**Figure data in JSON:**
* * *

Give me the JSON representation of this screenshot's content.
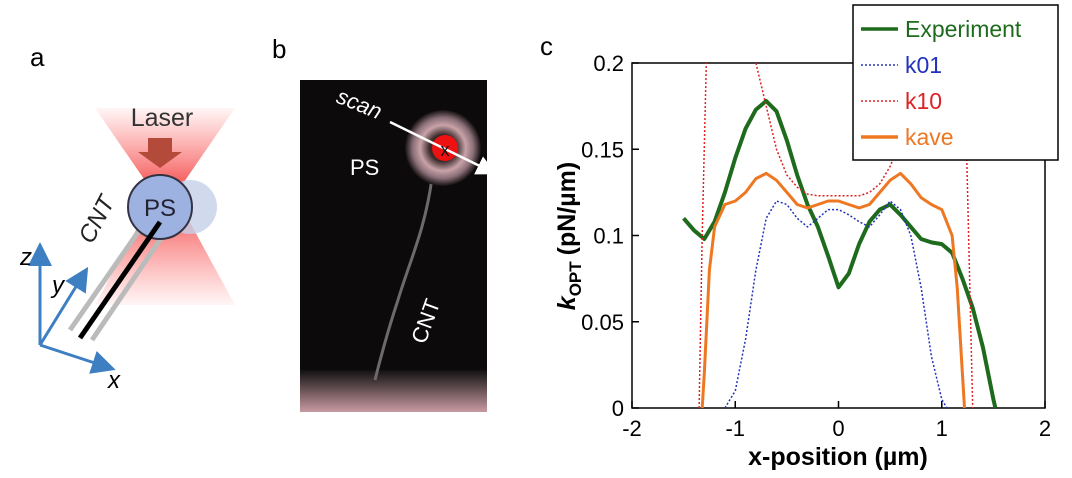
{
  "panel_labels": [
    "a",
    "b",
    "c"
  ],
  "diagram_a": {
    "laser": "Laser",
    "ps": "PS",
    "cnt": "CNT",
    "axis_z": "z",
    "axis_y": "y",
    "axis_x": "x"
  },
  "photo_b": {
    "scan": "scan",
    "marker": "x",
    "ps": "PS",
    "cnt": "CNT"
  },
  "chart_data": {
    "type": "line",
    "xlabel": "x-position (µm)",
    "ylabel": {
      "main": "k",
      "sub": "OPT",
      "unit": "(pN/µm)"
    },
    "xlim": [
      -2,
      2
    ],
    "xticks": [
      -2,
      -1,
      0,
      1,
      2
    ],
    "ylim": [
      0,
      0.2
    ],
    "yticks": [
      0,
      0.05,
      0.1,
      0.15,
      0.2
    ],
    "legend": "upper right",
    "series": [
      {
        "name": "Experiment",
        "color": "#1e6b1e",
        "style": "solid",
        "x": [
          -1.5,
          -1.4,
          -1.3,
          -1.2,
          -1.1,
          -1.0,
          -0.9,
          -0.8,
          -0.7,
          -0.6,
          -0.5,
          -0.4,
          -0.3,
          -0.2,
          -0.1,
          0,
          0.1,
          0.2,
          0.3,
          0.4,
          0.5,
          0.6,
          0.7,
          0.8,
          0.9,
          1.0,
          1.1,
          1.2,
          1.3,
          1.4,
          1.5,
          1.52
        ],
        "values": [
          0.11,
          0.103,
          0.098,
          0.108,
          0.125,
          0.145,
          0.162,
          0.173,
          0.178,
          0.172,
          0.155,
          0.135,
          0.118,
          0.105,
          0.088,
          0.07,
          0.078,
          0.095,
          0.108,
          0.115,
          0.118,
          0.112,
          0.105,
          0.098,
          0.096,
          0.095,
          0.09,
          0.075,
          0.058,
          0.035,
          0.005,
          0
        ]
      },
      {
        "name": "k01",
        "color": "#2233bb",
        "style": "dotted",
        "x": [
          -1.1,
          -1.0,
          -0.9,
          -0.8,
          -0.7,
          -0.6,
          -0.5,
          -0.4,
          -0.3,
          -0.2,
          -0.1,
          0,
          0.1,
          0.2,
          0.3,
          0.4,
          0.5,
          0.6,
          0.7,
          0.8,
          0.9,
          1.0,
          1.05
        ],
        "values": [
          0,
          0.01,
          0.04,
          0.08,
          0.11,
          0.12,
          0.118,
          0.11,
          0.105,
          0.11,
          0.115,
          0.115,
          0.112,
          0.108,
          0.105,
          0.112,
          0.12,
          0.115,
          0.1,
          0.07,
          0.03,
          0.005,
          0
        ]
      },
      {
        "name": "k10",
        "color": "#dd2222",
        "style": "dotted",
        "x": [
          -1.35,
          -1.32,
          -1.28,
          -1.0,
          -0.8,
          -0.7,
          -0.6,
          -0.5,
          -0.4,
          -0.3,
          -0.2,
          0,
          0.2,
          0.3,
          0.4,
          0.5,
          0.6,
          0.7,
          0.78,
          1.0,
          1.22,
          1.26,
          1.3
        ],
        "values": [
          0,
          0.1,
          0.2,
          null,
          0.2,
          0.175,
          0.15,
          0.135,
          0.128,
          0.124,
          0.123,
          0.123,
          0.123,
          0.125,
          0.13,
          0.14,
          0.155,
          0.18,
          0.2,
          null,
          0.2,
          0.1,
          0
        ]
      },
      {
        "name": "kave",
        "color": "#ee7722",
        "style": "solid",
        "x": [
          -1.32,
          -1.3,
          -1.25,
          -1.2,
          -1.1,
          -1.0,
          -0.9,
          -0.8,
          -0.7,
          -0.6,
          -0.5,
          -0.4,
          -0.3,
          -0.2,
          -0.1,
          0,
          0.1,
          0.2,
          0.3,
          0.4,
          0.5,
          0.6,
          0.7,
          0.8,
          0.9,
          1.0,
          1.1,
          1.15,
          1.2,
          1.22
        ],
        "values": [
          0,
          0.02,
          0.08,
          0.105,
          0.118,
          0.12,
          0.125,
          0.133,
          0.136,
          0.132,
          0.125,
          0.118,
          0.116,
          0.118,
          0.12,
          0.12,
          0.118,
          0.116,
          0.118,
          0.125,
          0.132,
          0.136,
          0.13,
          0.122,
          0.118,
          0.115,
          0.1,
          0.07,
          0.02,
          0
        ]
      }
    ]
  }
}
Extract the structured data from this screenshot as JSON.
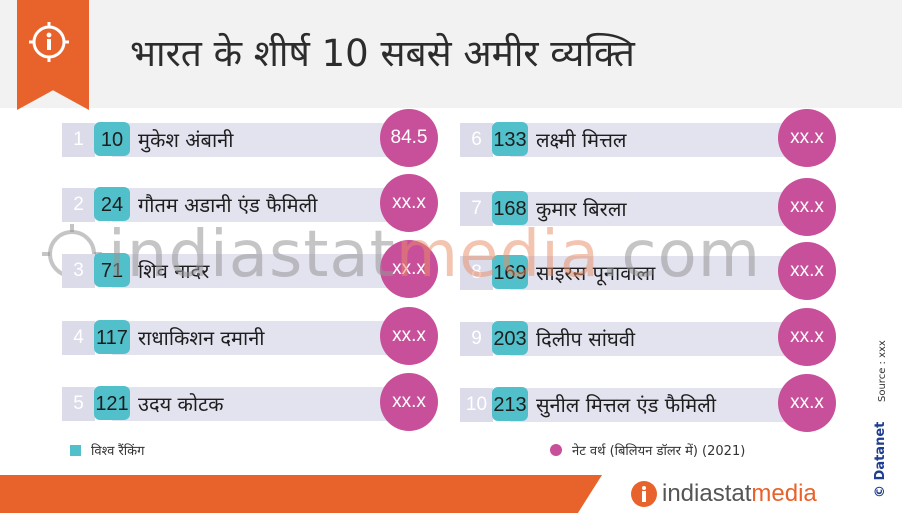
{
  "title": "भारत के शीर्ष 10 सबसे अमीर व्यक्ति",
  "colors": {
    "accent": "#e8632b",
    "rank_badge": "#52c0cb",
    "worth_circle": "#c8509a",
    "band": "#e3e2ef"
  },
  "left_list": [
    {
      "num": "1",
      "rank": "10",
      "name": "मुकेश अंबानी",
      "worth": "84.5"
    },
    {
      "num": "2",
      "rank": "24",
      "name": "गौतम अडानी एंड फैमिली",
      "worth": "xx.x"
    },
    {
      "num": "3",
      "rank": "71",
      "name": "शिव नादर",
      "worth": "xx.x"
    },
    {
      "num": "4",
      "rank": "117",
      "name": "राधाकिशन दमानी",
      "worth": "xx.x"
    },
    {
      "num": "5",
      "rank": "121",
      "name": "उदय कोटक",
      "worth": "xx.x"
    }
  ],
  "right_list": [
    {
      "num": "6",
      "rank": "133",
      "name": "लक्ष्मी मित्तल",
      "worth": "xx.x"
    },
    {
      "num": "7",
      "rank": "168",
      "name": "कुमार बिरला",
      "worth": "xx.x"
    },
    {
      "num": "8",
      "rank": "169",
      "name": "साइरस पूनावाला",
      "worth": "xx.x"
    },
    {
      "num": "9",
      "rank": "203",
      "name": "दिलीप सांघवी",
      "worth": "xx.x"
    },
    {
      "num": "10",
      "rank": "213",
      "name": "सुनील मित्तल एंड फैमिली",
      "worth": "xx.x"
    }
  ],
  "legend": {
    "rank_label": "विश्व रैंकिंग",
    "worth_label": "नेट वर्थ (बिलियन डॉलर में) (2021)"
  },
  "watermark": {
    "part1": "indiastat",
    "part2": "media",
    "part3": ".com"
  },
  "brand": {
    "part1": "indiastat",
    "part2": "media"
  },
  "side": {
    "source": "Source : xxx",
    "credit": "© Datanet"
  },
  "icons": {
    "header": "info-icon",
    "brand": "info-icon"
  }
}
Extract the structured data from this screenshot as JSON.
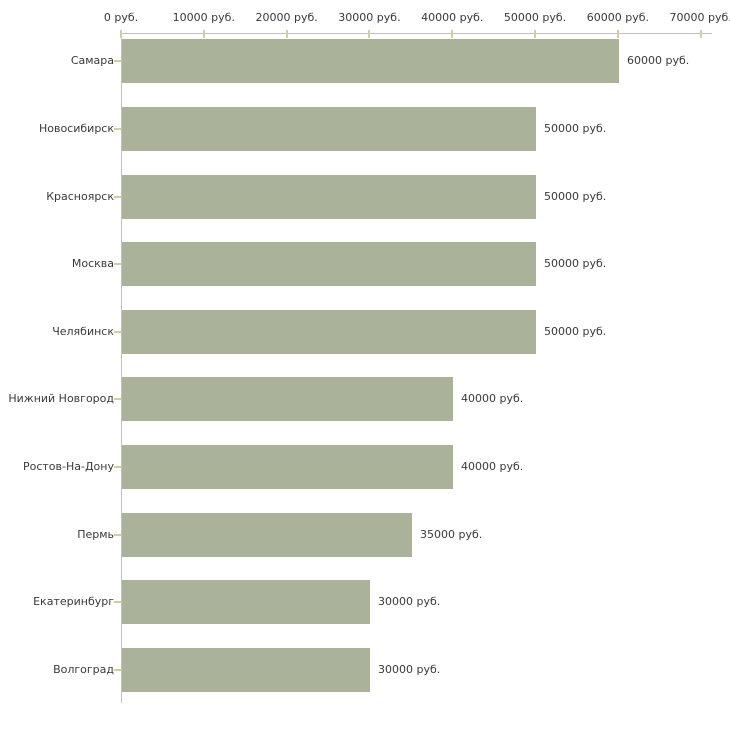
{
  "chart_data": {
    "type": "bar",
    "orientation": "horizontal",
    "title": "",
    "xlabel": "",
    "ylabel": "",
    "unit": "руб.",
    "categories": [
      "Самара",
      "Новосибирск",
      "Красноярск",
      "Москва",
      "Челябинск",
      "Нижний Новгород",
      "Ростов-На-Дону",
      "Пермь",
      "Екатеринбург",
      "Волгоград"
    ],
    "values": [
      60000,
      50000,
      50000,
      50000,
      50000,
      40000,
      40000,
      35000,
      30000,
      30000
    ],
    "value_labels": [
      "60000 руб.",
      "50000 руб.",
      "50000 руб.",
      "50000 руб.",
      "50000 руб.",
      "40000 руб.",
      "40000 руб.",
      "35000 руб.",
      "30000 руб.",
      "30000 руб."
    ],
    "x_ticks": [
      0,
      10000,
      20000,
      30000,
      40000,
      50000,
      60000,
      70000
    ],
    "x_tick_labels": [
      "0 руб.",
      "10000 руб.",
      "20000 руб.",
      "30000 руб.",
      "40000 руб.",
      "50000 руб.",
      "60000 руб.",
      "70000 руб."
    ],
    "xlim": [
      0,
      71400
    ],
    "grid": false,
    "legend": false,
    "colors": {
      "bar": "#abb29a",
      "axis_line": "#c0c0c0",
      "tick_mark": "#cfcf9f",
      "text": "#3a3a3a",
      "background": "#ffffff"
    }
  }
}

* * *

**What you are asked to do:** Where a line in the material contains "legend", copy that line.

**Reply:**
    "legend": "upper right",
  "legend": {
    "legend": false,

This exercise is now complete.